* _Task details_
Copy the data below verbatim, from the line containing "right-label: Vz [1316, 723, 1333, 739]" through the line containing "y-tick-label: Calib [103, 901, 138, 917]", with both of those lines included.

Start of Data listing

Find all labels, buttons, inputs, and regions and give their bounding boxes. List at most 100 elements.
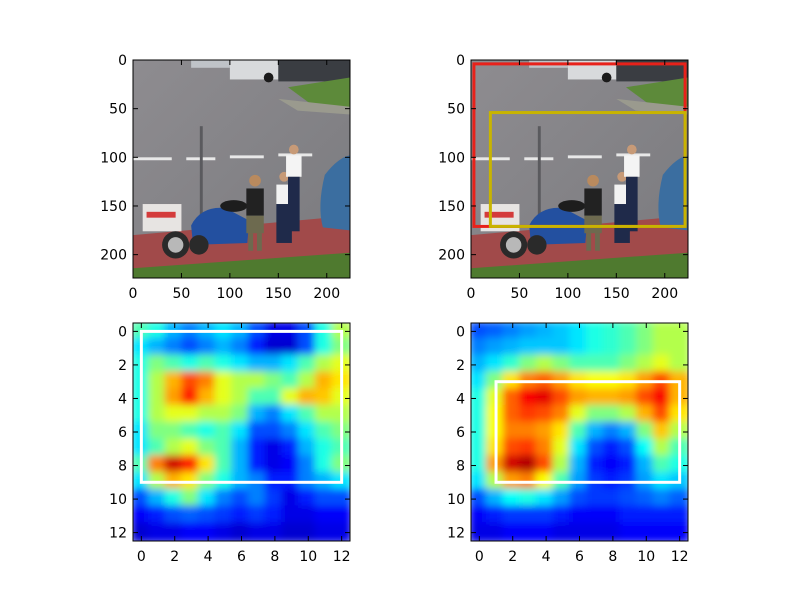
heatmap-cell xyxy=(231,522,252,541)
x-tick-label: 4 xyxy=(542,549,551,565)
heatmap-cell xyxy=(669,522,688,541)
heatmap-cell xyxy=(635,388,657,409)
heatmap-cell xyxy=(297,404,319,426)
heatmap-cell xyxy=(314,488,336,510)
heatmap-cell xyxy=(502,323,524,342)
heatmap-cell xyxy=(197,421,219,443)
x-tick-label: 200 xyxy=(651,286,678,302)
heatmap-cell xyxy=(569,438,590,460)
heatmap-cell xyxy=(585,438,607,460)
x-tick-label: 4 xyxy=(204,549,213,565)
heatmap-cell xyxy=(133,488,152,510)
x-tick-label: 10 xyxy=(299,549,317,565)
heatmap-cell xyxy=(652,438,674,460)
heatmap-cell xyxy=(264,337,286,359)
heatmap-cell xyxy=(502,404,524,426)
heatmap-cell xyxy=(164,421,186,443)
heatmap-cell xyxy=(635,404,657,426)
heatmap-cell xyxy=(231,421,252,443)
heatmap-cell xyxy=(264,421,286,443)
heatmap-cell xyxy=(669,488,688,510)
heatmap-cell xyxy=(331,522,350,541)
heatmap-cell xyxy=(585,354,607,376)
heatmap-cell xyxy=(281,337,302,359)
heatmap-cell xyxy=(535,323,557,342)
heatmap-cell xyxy=(147,488,169,510)
heatmap-cell xyxy=(585,522,607,541)
street-photo xyxy=(133,60,350,278)
heatmap-cell xyxy=(619,323,640,342)
heatmap-cell xyxy=(569,323,590,342)
heatmap-cell xyxy=(485,522,507,541)
heatmap-cell xyxy=(669,323,688,342)
heatmap-cell xyxy=(314,404,336,426)
heatmap-cell xyxy=(535,421,557,443)
heatmap-cell xyxy=(602,323,624,342)
heatmap-cell xyxy=(619,488,640,510)
heatmap-cell xyxy=(197,388,219,409)
heatmap-cell xyxy=(214,522,236,541)
heatmap-cell xyxy=(519,421,540,443)
heatmap-cell xyxy=(231,455,252,476)
heatmap-cell xyxy=(214,354,236,376)
heatmap-cell xyxy=(297,337,319,359)
heatmap-cell xyxy=(471,388,490,409)
heatmap-cell xyxy=(652,522,674,541)
heatmap-cell xyxy=(214,388,236,409)
heatmap-cell xyxy=(485,337,507,359)
heatmap-cell xyxy=(164,388,186,409)
heatmap-cell xyxy=(281,438,302,460)
heatmap-cell xyxy=(669,337,688,359)
y-tick-label: 10 xyxy=(109,492,127,508)
y-tick-label: 0 xyxy=(456,324,465,340)
heatmap-cell xyxy=(519,522,540,541)
heatmap-cell xyxy=(485,323,507,342)
heatmap-cell xyxy=(197,505,219,527)
heatmap-cell xyxy=(502,488,524,510)
heatmap-cell xyxy=(602,404,624,426)
bounding-box-1 xyxy=(139,329,344,484)
heatmap-cell xyxy=(502,421,524,443)
heatmap-cell xyxy=(635,421,657,443)
heatmap-cells xyxy=(471,323,688,541)
heatmap-cell xyxy=(164,371,186,393)
x-tick-label: 2 xyxy=(508,549,517,565)
heatmap-cell xyxy=(519,337,540,359)
bounding-box-1 xyxy=(494,380,682,484)
heatmap-cell xyxy=(164,505,186,527)
heatmap-cell xyxy=(281,388,302,409)
heatmap-cell xyxy=(635,488,657,510)
heatmap-cell xyxy=(297,488,319,510)
heatmap-cell xyxy=(471,505,490,527)
heatmap-cell xyxy=(471,522,490,541)
heatmap-cell xyxy=(602,522,624,541)
heatmap-cell xyxy=(264,488,286,510)
heatmap-cell xyxy=(652,421,674,443)
heatmap-cell xyxy=(197,404,219,426)
heatmap-cell xyxy=(197,455,219,476)
heatmap-cell xyxy=(281,371,302,393)
heatmap-cell xyxy=(471,488,490,510)
y-tick-label: 6 xyxy=(118,425,127,441)
heatmap-cell xyxy=(602,354,624,376)
heatmap-cell xyxy=(264,404,286,426)
heatmap-cell xyxy=(214,455,236,476)
heatmap-cell xyxy=(552,323,574,342)
heatmap-cell xyxy=(197,354,219,376)
heatmap-cell xyxy=(197,371,219,393)
heatmap-cell xyxy=(264,371,286,393)
panel-1: 0 50 100 150 200 0 50 100 150 200 xyxy=(100,53,351,302)
heatmap-cell xyxy=(535,505,557,527)
heatmap-cell xyxy=(619,404,640,426)
heatmap-cell xyxy=(485,354,507,376)
heatmap-cell xyxy=(602,421,624,443)
heatmap-cell xyxy=(264,455,286,476)
heatmap-cell xyxy=(535,488,557,510)
heatmap-cell xyxy=(635,354,657,376)
y-tick-label: 0 xyxy=(456,53,465,69)
heatmap-cell xyxy=(535,455,557,476)
x-tick-label: 0 xyxy=(467,286,476,302)
heatmap-cell xyxy=(181,438,202,460)
y-tick-label: 4 xyxy=(456,391,465,407)
x-tick-label: 150 xyxy=(265,286,292,302)
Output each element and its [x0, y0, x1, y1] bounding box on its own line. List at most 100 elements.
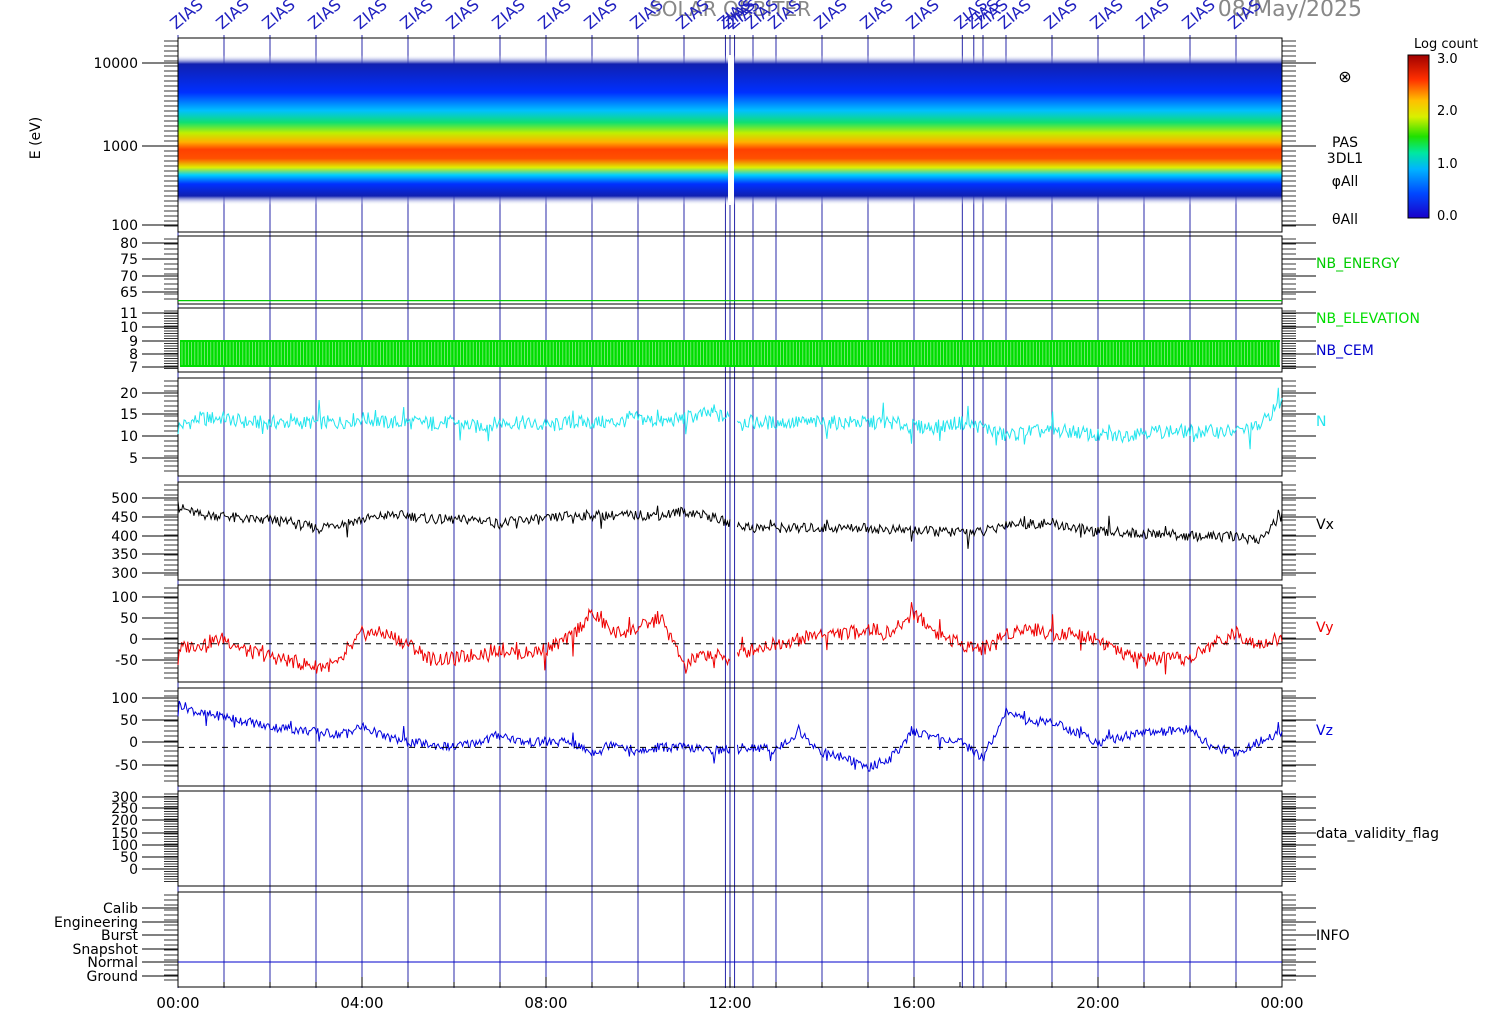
right-label: Vz [1316, 723, 1333, 739]
x-tick-label: 00:00 [156, 994, 199, 1012]
event-label: ZIAS [304, 0, 344, 33]
y-axis-label: E (eV) [28, 117, 44, 159]
spectrogram-gap [728, 55, 734, 205]
y-tick-label: 350 [111, 547, 138, 563]
mission-title: SOLAR ORBITER [649, 0, 811, 21]
y-tick-label: 20 [120, 386, 138, 402]
right-label: NB_CEM [1316, 343, 1374, 359]
panel-frame [177, 790, 1283, 887]
right-label: NB_ENERGY [1316, 256, 1400, 272]
event-label: ZIAS [902, 0, 942, 33]
y-tick-label: Calib [103, 901, 138, 917]
y-tick-label: 300 [111, 566, 138, 582]
y-tick-label: 0 [129, 862, 138, 878]
y-tick-label: 100 [111, 838, 138, 854]
x-tick-label: 20:00 [1076, 994, 1119, 1012]
event-label: ZIAS [350, 0, 390, 33]
series-density [177, 387, 1283, 450]
colorbar-title: Log count [1414, 37, 1478, 52]
colorbar: Log count 3.0 2.0 1.0 0.0 [1407, 37, 1478, 224]
y-tick-label: 7 [129, 360, 138, 376]
event-label: ZIAS [1086, 0, 1126, 33]
panels: 100001000100PAS3DL1φAllθAll80757065NB_EN… [28, 37, 1439, 988]
event-label: ZIAS [1132, 0, 1172, 33]
right-label: Vx [1316, 517, 1334, 533]
y-tick-label: 100 [111, 218, 138, 234]
event-label: ZIAS [534, 0, 574, 33]
y-tick-label: 400 [111, 529, 138, 545]
event-label: ZIAS [258, 0, 298, 33]
event-label: ZIAS [396, 0, 436, 33]
event-label: ZIAS [856, 0, 896, 33]
x-tick-label: 16:00 [892, 994, 935, 1012]
y-tick-label: 70 [120, 269, 138, 285]
x-tick-label: 08:00 [524, 994, 567, 1012]
series-velocity-z [177, 700, 1283, 772]
colorbar-tick-0: 0.0 [1437, 209, 1458, 224]
y-tick-label: 9 [129, 334, 138, 350]
y-tick-label: 100 [111, 691, 138, 707]
y-tick-label: 500 [111, 491, 138, 507]
y-tick-label: 200 [111, 813, 138, 829]
y-tick-label: 10 [120, 320, 138, 336]
y-tick-label: 150 [111, 826, 138, 842]
y-tick-label: Engineering [54, 915, 138, 931]
y-tick-label: 100 [111, 590, 138, 606]
y-tick-label: Burst [101, 928, 139, 944]
y-tick-label: 250 [111, 801, 138, 817]
panel-info-modes: CalibEngineeringBurstSnapshotNormalGroun… [54, 891, 1350, 988]
spectrogram-symbol: ⊗ [1338, 67, 1351, 86]
y-tick-label: 8 [129, 347, 138, 363]
colorbar-tick-1: 1.0 [1437, 157, 1458, 172]
panel-frame [177, 307, 1283, 373]
nb-elevation-band [180, 340, 1280, 367]
right-label: φAll [1332, 174, 1359, 190]
event-label: ZIAS [442, 0, 482, 33]
right-label: N [1316, 414, 1326, 430]
y-tick-label: 300 [111, 790, 138, 806]
y-tick-label: 1000 [102, 139, 138, 155]
panel-velocity-z: 100 50 0 -50 Vz [111, 687, 1333, 787]
spectrogram-panel: ⊗ [178, 55, 1352, 205]
header: SOLAR ORBITER 08/May/2025 [649, 0, 1362, 22]
y-tick-label: -50 [115, 758, 138, 774]
panel-frame [177, 37, 1283, 233]
right-label: θAll [1332, 212, 1358, 228]
event-label: ZIAS [212, 0, 252, 33]
right-label: NB_ELEVATION [1316, 311, 1420, 327]
y-tick-label: 450 [111, 510, 138, 526]
right-label: INFO [1316, 928, 1350, 944]
y-tick-label: 10 [120, 429, 138, 445]
y-tick-label: 50 [120, 611, 138, 627]
y-tick-label: 0 [129, 632, 138, 648]
panel-frame [177, 235, 1283, 305]
event-label: ZIAS [1040, 0, 1080, 33]
right-label: data_validity_flag [1316, 826, 1439, 842]
series-velocity-x [177, 500, 1283, 549]
y-tick-label: Snapshot [73, 942, 139, 958]
x-axis: 00:00 04:00 08:00 12:00 16:00 20:00 00:00 [156, 977, 1304, 1012]
event-label: ZIAS [810, 0, 850, 33]
event-label: ZIAS [488, 0, 528, 33]
x-tick-label: 00:00 [1260, 994, 1303, 1012]
panel-density: 20 15 10 5 N [120, 377, 1326, 477]
panel-frame [177, 481, 1283, 581]
y-tick-label: Normal [87, 955, 138, 971]
y-tick-label: Ground [87, 969, 139, 985]
panel-velocity-y: 100 50 0 -50 Vy [111, 584, 1334, 683]
y-tick-label: -50 [115, 653, 138, 669]
y-tick-label: 0 [129, 735, 138, 751]
y-tick-label: 50 [120, 850, 138, 866]
colorbar-tick-2: 2.0 [1437, 104, 1458, 119]
event-label: ZIAS [580, 0, 620, 33]
right-label: Vy [1316, 620, 1334, 636]
plot-date: 08/May/2025 [1218, 0, 1362, 22]
right-label: PAS [1332, 135, 1358, 151]
y-tick-label: 65 [120, 285, 138, 301]
y-tick-label: 11 [120, 306, 138, 322]
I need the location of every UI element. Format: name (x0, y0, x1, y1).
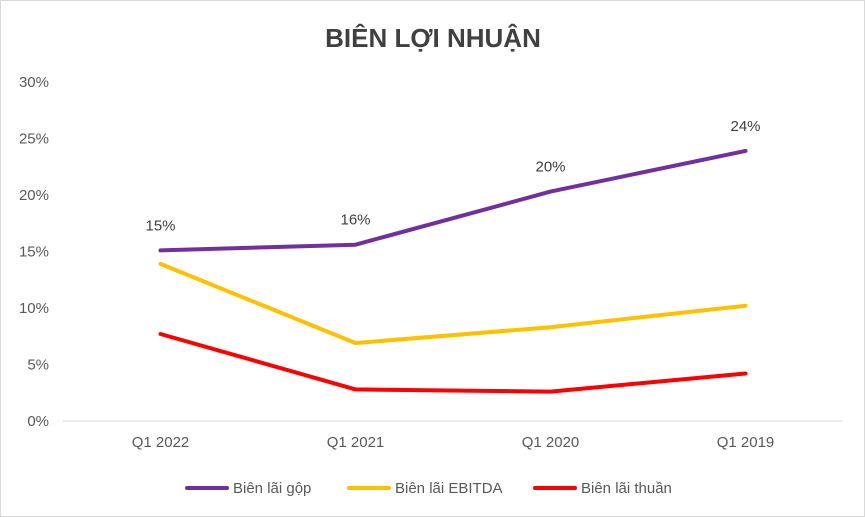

End of Data listing

* _Result of this exercise_
right-label: Vz [1316, 723, 1333, 739]
x-tick-label: 00:00 [156, 994, 199, 1012]
event-label: ZIAS [304, 0, 344, 33]
y-axis-label: E (eV) [28, 117, 44, 159]
spectrogram-gap [728, 55, 734, 205]
y-tick-label: 350 [111, 547, 138, 563]
mission-title: SOLAR ORBITER [649, 0, 811, 21]
y-tick-label: 20 [120, 386, 138, 402]
right-label: NB_CEM [1316, 343, 1374, 359]
panel-frame [177, 790, 1283, 887]
right-label: NB_ENERGY [1316, 256, 1400, 272]
event-label: ZIAS [902, 0, 942, 33]
y-tick-label: Calib [103, 901, 138, 917]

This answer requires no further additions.